Stored data:
- - -

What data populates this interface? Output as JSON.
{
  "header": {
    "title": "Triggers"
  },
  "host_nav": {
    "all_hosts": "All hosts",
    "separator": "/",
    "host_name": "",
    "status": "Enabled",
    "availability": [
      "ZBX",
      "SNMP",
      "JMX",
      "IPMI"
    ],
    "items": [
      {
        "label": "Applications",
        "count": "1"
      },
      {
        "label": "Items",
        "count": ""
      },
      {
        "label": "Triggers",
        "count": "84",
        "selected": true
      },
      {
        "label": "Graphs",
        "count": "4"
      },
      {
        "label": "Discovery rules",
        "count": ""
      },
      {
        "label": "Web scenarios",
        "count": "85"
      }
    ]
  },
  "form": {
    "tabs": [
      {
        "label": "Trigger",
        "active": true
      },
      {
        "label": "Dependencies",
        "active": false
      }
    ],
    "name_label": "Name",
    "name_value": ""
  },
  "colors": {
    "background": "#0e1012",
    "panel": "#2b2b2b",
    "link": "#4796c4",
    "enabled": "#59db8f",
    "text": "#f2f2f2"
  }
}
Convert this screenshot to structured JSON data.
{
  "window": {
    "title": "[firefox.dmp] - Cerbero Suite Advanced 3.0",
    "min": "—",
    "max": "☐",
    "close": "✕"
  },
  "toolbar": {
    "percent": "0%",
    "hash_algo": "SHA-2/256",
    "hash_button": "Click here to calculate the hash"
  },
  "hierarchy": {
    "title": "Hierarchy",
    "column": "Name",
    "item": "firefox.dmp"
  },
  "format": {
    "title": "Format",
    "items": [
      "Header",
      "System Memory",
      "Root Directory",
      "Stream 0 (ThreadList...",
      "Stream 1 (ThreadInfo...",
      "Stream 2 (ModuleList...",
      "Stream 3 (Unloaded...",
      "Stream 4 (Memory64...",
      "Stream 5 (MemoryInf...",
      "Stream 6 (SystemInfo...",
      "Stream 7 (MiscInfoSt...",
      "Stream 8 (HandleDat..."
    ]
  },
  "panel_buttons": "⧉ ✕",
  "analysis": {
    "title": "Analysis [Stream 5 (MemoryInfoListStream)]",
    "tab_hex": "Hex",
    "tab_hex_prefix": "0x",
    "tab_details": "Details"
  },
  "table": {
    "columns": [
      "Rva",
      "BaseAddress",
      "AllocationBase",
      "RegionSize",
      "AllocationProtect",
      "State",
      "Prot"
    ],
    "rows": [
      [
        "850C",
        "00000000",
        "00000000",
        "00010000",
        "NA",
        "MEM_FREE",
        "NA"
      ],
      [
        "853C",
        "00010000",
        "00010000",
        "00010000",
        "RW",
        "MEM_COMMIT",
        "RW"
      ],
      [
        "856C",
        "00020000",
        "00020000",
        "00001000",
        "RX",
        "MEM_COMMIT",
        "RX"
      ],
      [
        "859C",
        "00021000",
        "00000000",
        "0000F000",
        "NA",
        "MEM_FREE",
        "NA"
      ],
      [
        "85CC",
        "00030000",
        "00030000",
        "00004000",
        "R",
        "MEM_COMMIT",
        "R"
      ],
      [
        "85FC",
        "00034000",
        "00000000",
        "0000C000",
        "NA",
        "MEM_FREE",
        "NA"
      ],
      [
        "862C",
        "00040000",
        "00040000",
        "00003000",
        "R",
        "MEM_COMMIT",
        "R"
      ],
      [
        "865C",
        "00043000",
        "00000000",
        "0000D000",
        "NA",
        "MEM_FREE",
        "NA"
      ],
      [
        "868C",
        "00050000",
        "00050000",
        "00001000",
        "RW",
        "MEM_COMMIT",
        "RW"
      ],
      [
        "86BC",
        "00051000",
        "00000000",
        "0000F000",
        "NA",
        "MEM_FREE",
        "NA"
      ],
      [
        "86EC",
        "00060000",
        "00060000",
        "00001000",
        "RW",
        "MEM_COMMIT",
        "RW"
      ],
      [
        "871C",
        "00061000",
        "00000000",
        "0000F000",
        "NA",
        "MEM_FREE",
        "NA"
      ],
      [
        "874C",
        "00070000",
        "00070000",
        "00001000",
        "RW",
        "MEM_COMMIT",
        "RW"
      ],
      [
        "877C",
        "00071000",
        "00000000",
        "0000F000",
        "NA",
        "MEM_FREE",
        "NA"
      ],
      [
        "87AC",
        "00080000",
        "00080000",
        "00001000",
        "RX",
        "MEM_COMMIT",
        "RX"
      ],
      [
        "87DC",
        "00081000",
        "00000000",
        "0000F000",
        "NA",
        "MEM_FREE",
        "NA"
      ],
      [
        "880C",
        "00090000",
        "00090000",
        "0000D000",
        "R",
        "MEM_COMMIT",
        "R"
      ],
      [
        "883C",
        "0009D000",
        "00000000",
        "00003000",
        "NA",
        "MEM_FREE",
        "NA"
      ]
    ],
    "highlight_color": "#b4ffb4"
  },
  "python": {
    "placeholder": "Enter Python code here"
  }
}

- - -

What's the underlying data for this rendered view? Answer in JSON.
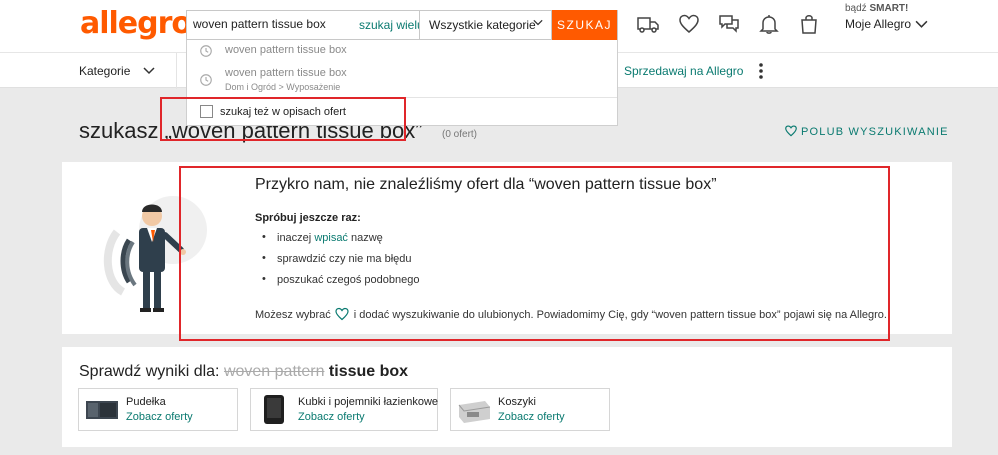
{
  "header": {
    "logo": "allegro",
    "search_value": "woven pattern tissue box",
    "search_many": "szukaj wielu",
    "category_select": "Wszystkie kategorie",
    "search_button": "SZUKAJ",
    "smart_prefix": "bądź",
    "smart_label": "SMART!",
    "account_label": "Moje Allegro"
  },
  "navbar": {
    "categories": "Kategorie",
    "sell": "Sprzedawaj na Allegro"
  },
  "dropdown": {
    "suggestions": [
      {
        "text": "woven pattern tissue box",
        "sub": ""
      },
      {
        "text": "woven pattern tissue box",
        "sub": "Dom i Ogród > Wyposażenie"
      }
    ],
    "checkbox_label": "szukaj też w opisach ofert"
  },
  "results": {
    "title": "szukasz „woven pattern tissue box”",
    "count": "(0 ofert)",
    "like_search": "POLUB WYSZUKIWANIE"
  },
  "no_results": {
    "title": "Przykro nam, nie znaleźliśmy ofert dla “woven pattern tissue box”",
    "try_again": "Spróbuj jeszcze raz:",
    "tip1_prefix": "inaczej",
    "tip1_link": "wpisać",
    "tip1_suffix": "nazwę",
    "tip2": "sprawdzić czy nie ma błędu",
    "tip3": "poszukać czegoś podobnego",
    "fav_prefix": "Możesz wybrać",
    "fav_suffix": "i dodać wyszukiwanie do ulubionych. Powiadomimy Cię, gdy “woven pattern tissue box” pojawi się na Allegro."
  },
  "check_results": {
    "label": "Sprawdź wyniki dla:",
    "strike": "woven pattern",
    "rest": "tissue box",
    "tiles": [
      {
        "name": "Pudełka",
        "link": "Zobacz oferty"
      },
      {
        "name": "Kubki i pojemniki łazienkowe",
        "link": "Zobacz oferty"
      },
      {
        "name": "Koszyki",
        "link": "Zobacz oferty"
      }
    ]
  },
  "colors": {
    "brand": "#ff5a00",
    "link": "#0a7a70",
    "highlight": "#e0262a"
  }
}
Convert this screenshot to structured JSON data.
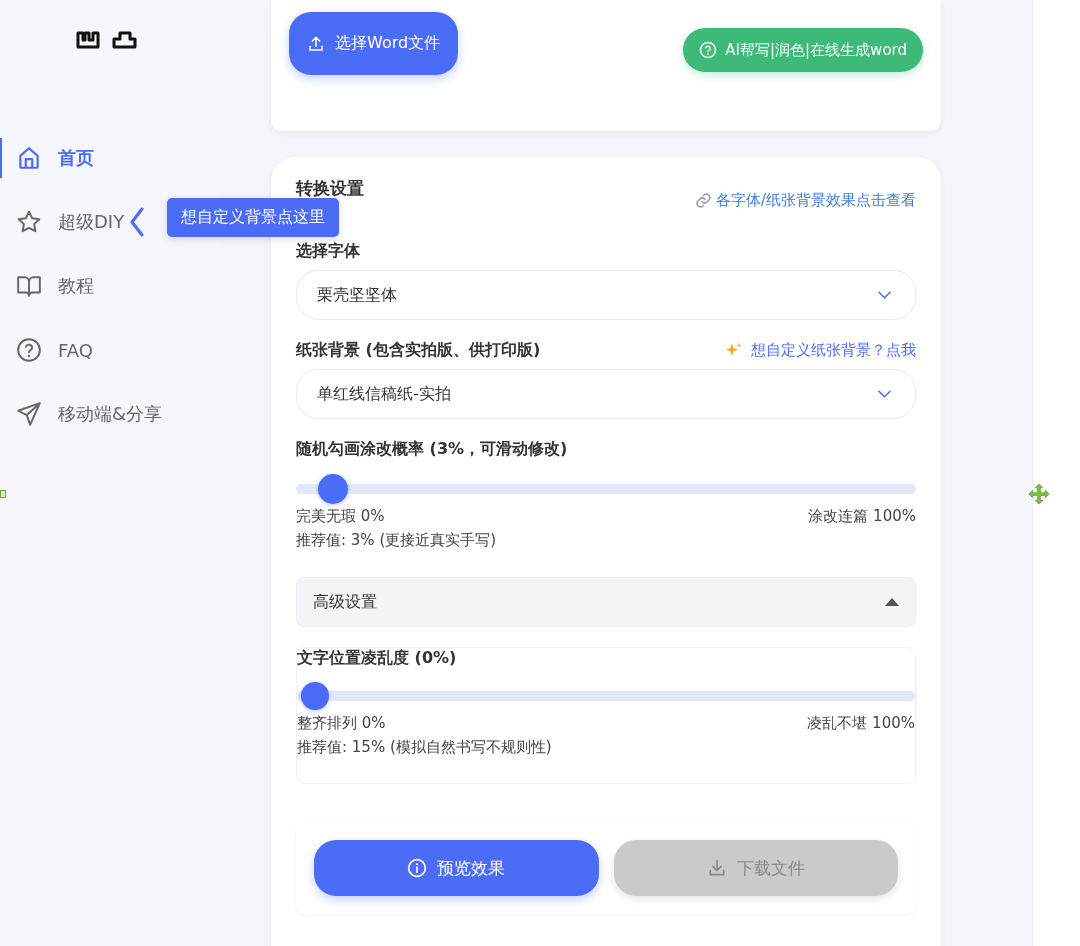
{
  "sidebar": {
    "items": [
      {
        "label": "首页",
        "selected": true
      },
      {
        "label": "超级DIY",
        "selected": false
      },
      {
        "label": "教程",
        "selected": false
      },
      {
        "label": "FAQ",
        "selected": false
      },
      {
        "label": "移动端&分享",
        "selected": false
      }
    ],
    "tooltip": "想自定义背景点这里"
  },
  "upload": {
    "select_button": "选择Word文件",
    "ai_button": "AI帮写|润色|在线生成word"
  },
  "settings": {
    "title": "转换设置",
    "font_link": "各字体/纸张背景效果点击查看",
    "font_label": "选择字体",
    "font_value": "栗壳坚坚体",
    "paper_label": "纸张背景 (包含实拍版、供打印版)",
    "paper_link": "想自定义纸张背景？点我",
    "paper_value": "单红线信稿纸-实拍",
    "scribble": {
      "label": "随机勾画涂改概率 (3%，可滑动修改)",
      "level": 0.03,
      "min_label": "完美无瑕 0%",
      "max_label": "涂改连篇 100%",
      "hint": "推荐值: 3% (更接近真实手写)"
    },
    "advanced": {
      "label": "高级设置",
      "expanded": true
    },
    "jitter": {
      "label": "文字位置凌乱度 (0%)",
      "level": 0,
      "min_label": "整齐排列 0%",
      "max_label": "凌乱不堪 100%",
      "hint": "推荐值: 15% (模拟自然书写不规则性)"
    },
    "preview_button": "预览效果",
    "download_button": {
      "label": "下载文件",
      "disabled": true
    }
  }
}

- - -

= WHAT IS NEEDED =
Which lines include the word "this"? Copy every one of them.

= TASK RESPONSE =
What data populates this interface? Output as JSON.
Convert this screenshot to structured JSON data.
What's the underlying data for this rendered view? Answer in JSON.
Convert this screenshot to structured JSON data.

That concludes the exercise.